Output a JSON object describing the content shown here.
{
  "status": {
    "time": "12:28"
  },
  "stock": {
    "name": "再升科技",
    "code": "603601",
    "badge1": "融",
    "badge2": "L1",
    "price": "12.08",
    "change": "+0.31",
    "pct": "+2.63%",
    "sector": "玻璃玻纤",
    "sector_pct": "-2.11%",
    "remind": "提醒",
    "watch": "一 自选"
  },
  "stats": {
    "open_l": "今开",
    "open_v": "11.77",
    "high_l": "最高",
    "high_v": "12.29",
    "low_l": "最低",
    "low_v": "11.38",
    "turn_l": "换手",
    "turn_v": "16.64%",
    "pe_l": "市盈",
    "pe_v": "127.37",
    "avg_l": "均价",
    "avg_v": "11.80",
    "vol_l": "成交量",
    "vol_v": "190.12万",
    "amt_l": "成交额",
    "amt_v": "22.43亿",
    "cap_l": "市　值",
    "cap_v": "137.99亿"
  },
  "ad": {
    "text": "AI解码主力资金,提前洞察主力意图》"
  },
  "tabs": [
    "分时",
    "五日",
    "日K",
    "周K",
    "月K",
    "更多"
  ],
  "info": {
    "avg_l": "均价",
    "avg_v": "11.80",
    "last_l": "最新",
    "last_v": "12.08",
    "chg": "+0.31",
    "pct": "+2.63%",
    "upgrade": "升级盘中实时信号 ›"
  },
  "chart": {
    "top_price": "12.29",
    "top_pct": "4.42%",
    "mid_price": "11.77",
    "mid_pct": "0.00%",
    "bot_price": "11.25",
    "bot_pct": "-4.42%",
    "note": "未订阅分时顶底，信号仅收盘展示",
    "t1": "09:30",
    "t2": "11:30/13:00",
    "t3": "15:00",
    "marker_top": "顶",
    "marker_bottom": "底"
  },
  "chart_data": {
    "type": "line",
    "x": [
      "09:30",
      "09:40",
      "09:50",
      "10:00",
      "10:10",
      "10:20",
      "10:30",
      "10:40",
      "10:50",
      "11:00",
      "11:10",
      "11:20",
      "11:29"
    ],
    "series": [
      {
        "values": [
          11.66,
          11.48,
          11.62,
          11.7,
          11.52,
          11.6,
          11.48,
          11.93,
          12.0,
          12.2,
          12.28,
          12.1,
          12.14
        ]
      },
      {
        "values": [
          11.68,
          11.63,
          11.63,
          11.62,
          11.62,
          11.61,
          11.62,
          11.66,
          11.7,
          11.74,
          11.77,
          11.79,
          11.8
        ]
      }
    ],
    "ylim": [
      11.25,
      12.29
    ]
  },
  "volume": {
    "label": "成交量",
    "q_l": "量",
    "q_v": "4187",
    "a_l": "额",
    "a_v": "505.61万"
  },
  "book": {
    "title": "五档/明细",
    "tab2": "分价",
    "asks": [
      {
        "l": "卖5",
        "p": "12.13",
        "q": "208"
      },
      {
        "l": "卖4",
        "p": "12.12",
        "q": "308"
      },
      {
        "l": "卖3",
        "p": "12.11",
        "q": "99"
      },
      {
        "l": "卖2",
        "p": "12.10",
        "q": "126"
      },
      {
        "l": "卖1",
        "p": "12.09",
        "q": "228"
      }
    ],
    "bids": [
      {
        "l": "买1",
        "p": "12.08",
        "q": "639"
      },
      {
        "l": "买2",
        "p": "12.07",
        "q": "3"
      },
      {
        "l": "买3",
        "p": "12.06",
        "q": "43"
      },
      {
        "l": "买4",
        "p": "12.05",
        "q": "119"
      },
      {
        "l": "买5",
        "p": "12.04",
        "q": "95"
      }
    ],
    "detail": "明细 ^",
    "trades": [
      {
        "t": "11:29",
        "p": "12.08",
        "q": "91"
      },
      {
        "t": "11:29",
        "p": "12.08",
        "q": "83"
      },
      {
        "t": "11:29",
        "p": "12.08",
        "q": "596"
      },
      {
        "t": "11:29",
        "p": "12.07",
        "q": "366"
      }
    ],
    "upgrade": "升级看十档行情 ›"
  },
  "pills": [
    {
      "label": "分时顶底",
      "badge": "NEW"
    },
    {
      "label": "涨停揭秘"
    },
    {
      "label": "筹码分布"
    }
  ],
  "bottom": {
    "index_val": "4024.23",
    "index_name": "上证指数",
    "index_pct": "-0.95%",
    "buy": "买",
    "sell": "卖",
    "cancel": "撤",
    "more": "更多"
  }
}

EXERCISE INSTRUCTIONS ▸ Repeat the listing above without any change.

RESPONSE ▸
Output a JSON object describing the content shown here.
{
  "status": {
    "time": "12:28"
  },
  "stock": {
    "name": "再升科技",
    "code": "603601",
    "badge1": "融",
    "badge2": "L1",
    "price": "12.08",
    "change": "+0.31",
    "pct": "+2.63%",
    "sector": "玻璃玻纤",
    "sector_pct": "-2.11%",
    "remind": "提醒",
    "watch": "一 自选"
  },
  "stats": {
    "open_l": "今开",
    "open_v": "11.77",
    "high_l": "最高",
    "high_v": "12.29",
    "low_l": "最低",
    "low_v": "11.38",
    "turn_l": "换手",
    "turn_v": "16.64%",
    "pe_l": "市盈",
    "pe_v": "127.37",
    "avg_l": "均价",
    "avg_v": "11.80",
    "vol_l": "成交量",
    "vol_v": "190.12万",
    "amt_l": "成交额",
    "amt_v": "22.43亿",
    "cap_l": "市　值",
    "cap_v": "137.99亿"
  },
  "ad": {
    "text": "AI解码主力资金,提前洞察主力意图》"
  },
  "tabs": [
    "分时",
    "五日",
    "日K",
    "周K",
    "月K",
    "更多"
  ],
  "info": {
    "avg_l": "均价",
    "avg_v": "11.80",
    "last_l": "最新",
    "last_v": "12.08",
    "chg": "+0.31",
    "pct": "+2.63%",
    "upgrade": "升级盘中实时信号 ›"
  },
  "chart": {
    "top_price": "12.29",
    "top_pct": "4.42%",
    "mid_price": "11.77",
    "mid_pct": "0.00%",
    "bot_price": "11.25",
    "bot_pct": "-4.42%",
    "note": "未订阅分时顶底，信号仅收盘展示",
    "t1": "09:30",
    "t2": "11:30/13:00",
    "t3": "15:00",
    "marker_top": "顶",
    "marker_bottom": "底"
  },
  "chart_data": {
    "type": "line",
    "x": [
      "09:30",
      "09:40",
      "09:50",
      "10:00",
      "10:10",
      "10:20",
      "10:30",
      "10:40",
      "10:50",
      "11:00",
      "11:10",
      "11:20",
      "11:29"
    ],
    "series": [
      {
        "values": [
          11.66,
          11.48,
          11.62,
          11.7,
          11.52,
          11.6,
          11.48,
          11.93,
          12.0,
          12.2,
          12.28,
          12.1,
          12.14
        ]
      },
      {
        "values": [
          11.68,
          11.63,
          11.63,
          11.62,
          11.62,
          11.61,
          11.62,
          11.66,
          11.7,
          11.74,
          11.77,
          11.79,
          11.8
        ]
      }
    ],
    "ylim": [
      11.25,
      12.29
    ]
  },
  "volume": {
    "label": "成交量",
    "q_l": "量",
    "q_v": "4187",
    "a_l": "额",
    "a_v": "505.61万"
  },
  "book": {
    "title": "五档/明细",
    "tab2": "分价",
    "asks": [
      {
        "l": "卖5",
        "p": "12.13",
        "q": "208"
      },
      {
        "l": "卖4",
        "p": "12.12",
        "q": "308"
      },
      {
        "l": "卖3",
        "p": "12.11",
        "q": "99"
      },
      {
        "l": "卖2",
        "p": "12.10",
        "q": "126"
      },
      {
        "l": "卖1",
        "p": "12.09",
        "q": "228"
      }
    ],
    "bids": [
      {
        "l": "买1",
        "p": "12.08",
        "q": "639"
      },
      {
        "l": "买2",
        "p": "12.07",
        "q": "3"
      },
      {
        "l": "买3",
        "p": "12.06",
        "q": "43"
      },
      {
        "l": "买4",
        "p": "12.05",
        "q": "119"
      },
      {
        "l": "买5",
        "p": "12.04",
        "q": "95"
      }
    ],
    "detail": "明细 ^",
    "trades": [
      {
        "t": "11:29",
        "p": "12.08",
        "q": "91"
      },
      {
        "t": "11:29",
        "p": "12.08",
        "q": "83"
      },
      {
        "t": "11:29",
        "p": "12.08",
        "q": "596"
      },
      {
        "t": "11:29",
        "p": "12.07",
        "q": "366"
      }
    ],
    "upgrade": "升级看十档行情 ›"
  },
  "pills": [
    {
      "label": "分时顶底",
      "badge": "NEW"
    },
    {
      "label": "涨停揭秘"
    },
    {
      "label": "筹码分布"
    }
  ],
  "bottom": {
    "index_val": "4024.23",
    "index_name": "上证指数",
    "index_pct": "-0.95%",
    "buy": "买",
    "sell": "卖",
    "cancel": "撤",
    "more": "更多"
  }
}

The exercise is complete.